#### Challenge 1:
Answer these questions about the Docker containers page below:
(a) Which command shows the ID of your running container?
(b) What does the -a option set when committing changes?
(c) What time limit does the SLURM script request?
#### Challenge 2:
Rewrite the Docker containers page below from "SERVICE_NAME=mpi" up to and including "-f 1 --complement)", switching "mpi-network" to "mpi-overlay".

#### Excerpt to read:
+ + +
Docker Containers¶
Run your docker image¶
It’s simple , you can run any docker image
docker run centos:7
Bind directories¶
Make paths /users/<user_dir_path>
and /work/<work_dir_path>
available inside the container.
docker run -v /users/<user_dir_path>:/users/<user_dir_path> -v /work/<work_dir_path>:/work/<work_dir_path> centos:7
Commit changes in the docker image¶
Find your running container id
docker ps
Then commit the changes to a new image
- -m : commit message
- -a : author name
- CONTAINER_ID : the running container id
- REPOSITORY: usually your Docker Hub username
- NEW_IMAGE_NAME: set a new name
docker commit -m "Added users, work directories" -a "Author Name" <CONTAINER_ID> <REPOSITORY>/NEW_IMAGE_NAME
Volumes¶
docker run -v /users/<user_dir_path>:/users/<user_dir_path> -v /work/<work_dir_path>:/work/<work_dir_path> centos:7
MPI¶
Running MPI jobs in a docker container will require some work.
Prepare the MPI container¶
We will need an image that provides the MPI runtime and tools along with an OpenSSH server so that multiple
containers can be linked together and used via mpirun
.
For ease of use , we are using a image including all that from this repo: https://github.com/oweidner/docker.openmpi
Prepare the Cluster¶
In order to have docker containers to communicate with MPI, we need first to setup a virtual cluster of docker containers. (swarm) That resides inside the SLURM
#!/bin/bash -l
###############################
#SBATCH --job-name=swarm
#SBATCH --output=swarm.%j.out
#SBATCH --error=swarm.%j.err
#SBATCH --ntasks=2
#SBATCH --nodes=2
#SBATCH --ntasks-per-node=1
#SBATCH --time=00:30:00
#SBATCH --account=testproj
#SBATCH --partition=el7fat
#SBATCH --exclusive
###############################
MANAGER=$(hostname)
MANAGER_IP=$(hostname -i)
SERVICE_NAME=mpi
SERVICE_NETWORK=mpi-network
ssh fat44 hostname
ssh fat43 hostname
#scontrol show hostname $SLUMR_NODELIST > workers #hostnames
WORKERS=$(echo $SLURM_NODELIST | cut -d "," -f 1 --complement)
#NWORKERS="$("$SLURM_NNODES"-1)"
echo $WORKERS
echo $NWORKERS
echo "Creating new SWARM cluster"
+ + +
[Records from a dataset]
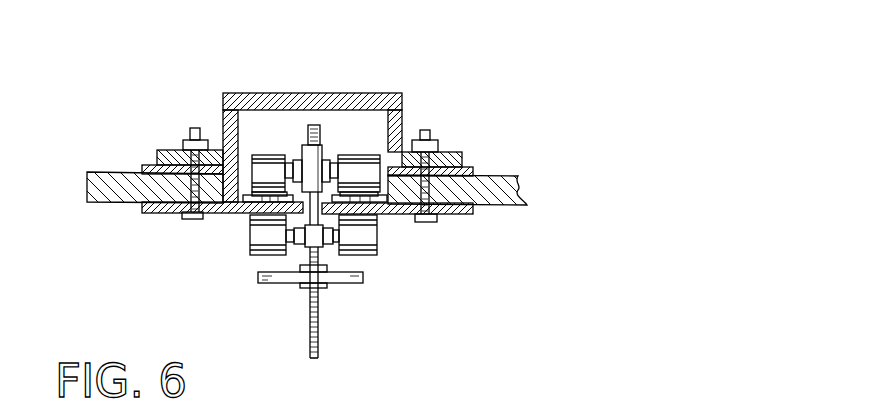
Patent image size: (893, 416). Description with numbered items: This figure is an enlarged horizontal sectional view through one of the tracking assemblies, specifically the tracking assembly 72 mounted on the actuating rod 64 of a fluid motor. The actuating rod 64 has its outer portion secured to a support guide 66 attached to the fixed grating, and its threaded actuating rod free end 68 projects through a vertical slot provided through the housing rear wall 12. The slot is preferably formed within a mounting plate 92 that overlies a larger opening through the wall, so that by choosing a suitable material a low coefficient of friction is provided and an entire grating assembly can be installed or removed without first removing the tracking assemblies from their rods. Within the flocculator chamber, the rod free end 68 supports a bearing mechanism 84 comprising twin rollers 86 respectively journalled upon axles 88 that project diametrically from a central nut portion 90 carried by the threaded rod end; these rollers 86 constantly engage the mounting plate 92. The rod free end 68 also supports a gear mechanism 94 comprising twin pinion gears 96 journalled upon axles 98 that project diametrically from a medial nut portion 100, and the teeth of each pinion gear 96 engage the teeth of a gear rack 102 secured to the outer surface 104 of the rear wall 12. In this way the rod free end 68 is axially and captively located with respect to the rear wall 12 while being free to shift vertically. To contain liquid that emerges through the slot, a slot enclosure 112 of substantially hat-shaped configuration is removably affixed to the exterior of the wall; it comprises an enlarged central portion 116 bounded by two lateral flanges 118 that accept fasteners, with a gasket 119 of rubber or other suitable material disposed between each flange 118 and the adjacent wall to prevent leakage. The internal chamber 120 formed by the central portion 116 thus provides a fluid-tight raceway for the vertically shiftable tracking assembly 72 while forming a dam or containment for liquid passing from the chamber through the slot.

The housing rear wall 12 is at (90, 180).
The actuating rod 64 is at (322, 342).
The support guide 66 is at (303, 289).
The actuating rod free end 68 is at (359, 204).
The tracking assembly 72 is at (344, 116).
The bearing mechanism 84 is at (330, 280).
The rollers 86 is at (251, 240).
The axles 88 is at (292, 246).
The central nut portion 90 is at (290, 283).
The mounting plate 92 is at (500, 206).
The gear mechanism 94 is at (285, 144).
The pinion gears 96 is at (332, 99).
The axles 98 is at (376, 129).
The medial nut portion 100 is at (327, 152).
The gear rack 102 is at (244, 200).
The outer surface 104 is at (530, 182).
The slot enclosure 112 is at (262, 88).
The enlarged central portion 116 is at (312, 124).
The lateral flanges 118 is at (462, 156).
The gasket 119 is at (142, 168).
The internal chamber 120 is at (259, 120).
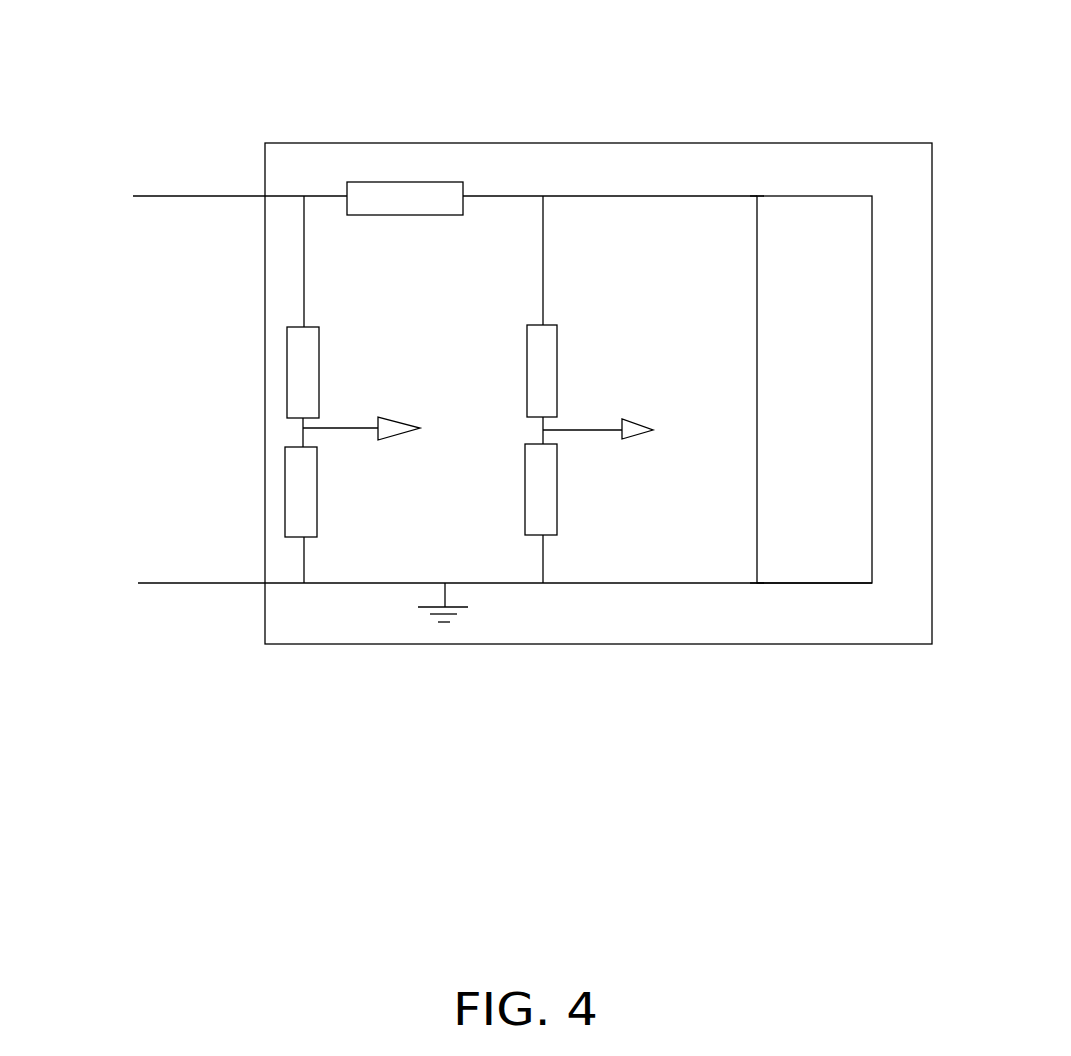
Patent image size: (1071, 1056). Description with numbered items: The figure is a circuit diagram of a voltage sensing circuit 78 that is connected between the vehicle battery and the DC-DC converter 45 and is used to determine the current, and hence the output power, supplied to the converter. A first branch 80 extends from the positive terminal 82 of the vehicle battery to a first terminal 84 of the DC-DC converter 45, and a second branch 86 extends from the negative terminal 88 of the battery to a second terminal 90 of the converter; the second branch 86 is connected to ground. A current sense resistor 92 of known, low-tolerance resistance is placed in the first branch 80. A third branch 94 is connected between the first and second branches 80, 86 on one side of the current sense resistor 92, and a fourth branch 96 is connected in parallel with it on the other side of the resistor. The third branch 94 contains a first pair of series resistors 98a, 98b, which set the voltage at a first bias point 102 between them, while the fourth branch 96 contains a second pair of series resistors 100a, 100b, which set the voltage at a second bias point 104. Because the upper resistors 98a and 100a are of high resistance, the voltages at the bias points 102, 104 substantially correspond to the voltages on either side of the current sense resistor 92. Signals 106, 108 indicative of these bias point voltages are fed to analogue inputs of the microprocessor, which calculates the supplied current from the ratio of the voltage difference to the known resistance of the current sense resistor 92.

The voltage sensing circuit 78 is at (598, 331).
The DC-DC converter 45 is at (833, 303).
The positive terminal 82 is at (160, 206).
The negative terminal 88 is at (161, 591).
The first branch 80 is at (511, 220).
The current sense resistor 92 is at (437, 151).
The first terminal 84 is at (713, 172).
The second branch 86 is at (568, 613).
The second terminal 90 is at (801, 608).
The third branch 94 is at (359, 261).
The fourth branch 96 is at (490, 260).
The first pair of resistors 98a is at (238, 372).
The first pair of resistors 98b is at (234, 515).
The first bias point 102 is at (259, 428).
The second pair of resistors 100a is at (612, 367).
The second pair of resistors 100b is at (611, 513).
The second bias point 104 is at (514, 445).
The signal 106 is at (435, 455).
The signal 108 is at (681, 433).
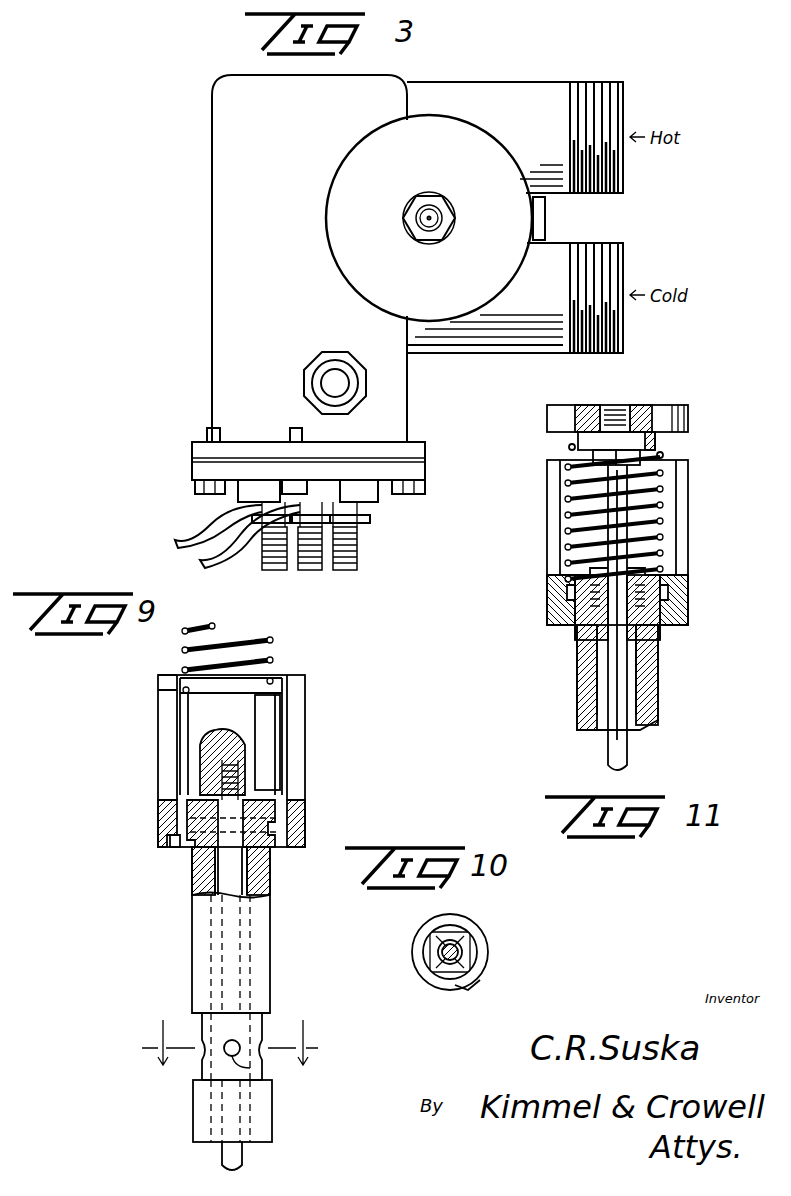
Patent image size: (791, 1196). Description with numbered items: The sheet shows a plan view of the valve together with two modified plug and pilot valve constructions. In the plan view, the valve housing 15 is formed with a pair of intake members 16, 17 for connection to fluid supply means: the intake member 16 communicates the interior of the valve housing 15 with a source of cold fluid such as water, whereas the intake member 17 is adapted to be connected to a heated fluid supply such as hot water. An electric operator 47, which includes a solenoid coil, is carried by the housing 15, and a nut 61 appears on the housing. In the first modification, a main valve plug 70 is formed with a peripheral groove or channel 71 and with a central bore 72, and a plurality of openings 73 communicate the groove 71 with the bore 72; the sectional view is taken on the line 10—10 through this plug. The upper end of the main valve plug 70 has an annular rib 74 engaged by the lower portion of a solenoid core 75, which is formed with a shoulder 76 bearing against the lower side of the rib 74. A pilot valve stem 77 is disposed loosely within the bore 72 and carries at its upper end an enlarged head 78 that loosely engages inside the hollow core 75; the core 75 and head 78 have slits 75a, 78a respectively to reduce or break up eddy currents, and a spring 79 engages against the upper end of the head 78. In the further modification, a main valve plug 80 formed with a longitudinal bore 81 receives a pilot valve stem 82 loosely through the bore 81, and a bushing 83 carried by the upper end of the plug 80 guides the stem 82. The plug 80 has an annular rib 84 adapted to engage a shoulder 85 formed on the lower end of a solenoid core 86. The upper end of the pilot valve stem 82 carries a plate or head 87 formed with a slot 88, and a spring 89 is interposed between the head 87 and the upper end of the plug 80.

In FIG. 3, the valve housing 15 is at (233, 355).
In FIG. 3, the electric operator 47 is at (333, 272).
In FIG. 3, the intake member 17 is at (526, 82).
In FIG. 3, the intake member 16 is at (497, 355).
In FIG. 3, the nut 61 is at (352, 404).
In FIG. 11, the plate or head 87 is at (690, 420).
In FIG. 11, the slot 88 is at (572, 416).
In FIG. 11, the spring 89 is at (650, 463).
In FIG. 11, the solenoid core 86 is at (547, 545).
In FIG. 11, the pilot valve stem 82 is at (640, 540).
In FIG. 11, the bushing 83 is at (640, 580).
In FIG. 11, the shoulder 85 is at (660, 606).
In FIG. 11, the annular rib 84 is at (560, 603).
In FIG. 11, the main valve plug 80 is at (660, 680).
In FIG. 11, the longitudinal bore 81 is at (590, 660).
In FIG. 9, the spring 79 is at (273, 655).
In FIG. 9, the solenoid core 75 is at (160, 786).
In FIG. 9, the slits 75a is at (168, 750).
In FIG. 9, the enlarged head 78 is at (270, 718).
In FIG. 9, the slits 78a is at (326, 752).
In FIG. 9, the annular rib 74 is at (160, 822).
In FIG. 9, the shoulder 76 is at (172, 847).
In FIG. 9, the central bore 72 is at (215, 880).
In FIG. 9, the pilot valve stem 77 is at (235, 875).
In FIG. 10, the pilot valve stem 77 is at (462, 945).
In FIG. 9, the main valve plug 70 is at (281, 944).
In FIG. 10, the main valve plug 70 is at (405, 955).
In FIG. 9, the openings 73 is at (262, 1050).
In FIG. 10, the openings 73 is at (470, 988).
In FIG. 9, the peripheral groove or channel 71 is at (200, 1078).
In FIG. 10, the peripheral groove or channel 71 is at (422, 970).
In FIG. 9, the section line 10 is at (230, 1029).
+ + +
#### Exercise result 1:
(a) docker ps
(b) The author name.
(c) 00:30:00

#### Exercise result 2:
SERVICE_NAME=mpi
SERVICE_NETWORK=mpi-overlay
ssh fat44 hostname
ssh fat43 hostname
#scontrol show hostname $SLUMR_NODELIST > workers #hostnames
WORKERS=$(echo $SLURM_NODELIST | cut -d "," -f 1 --complement)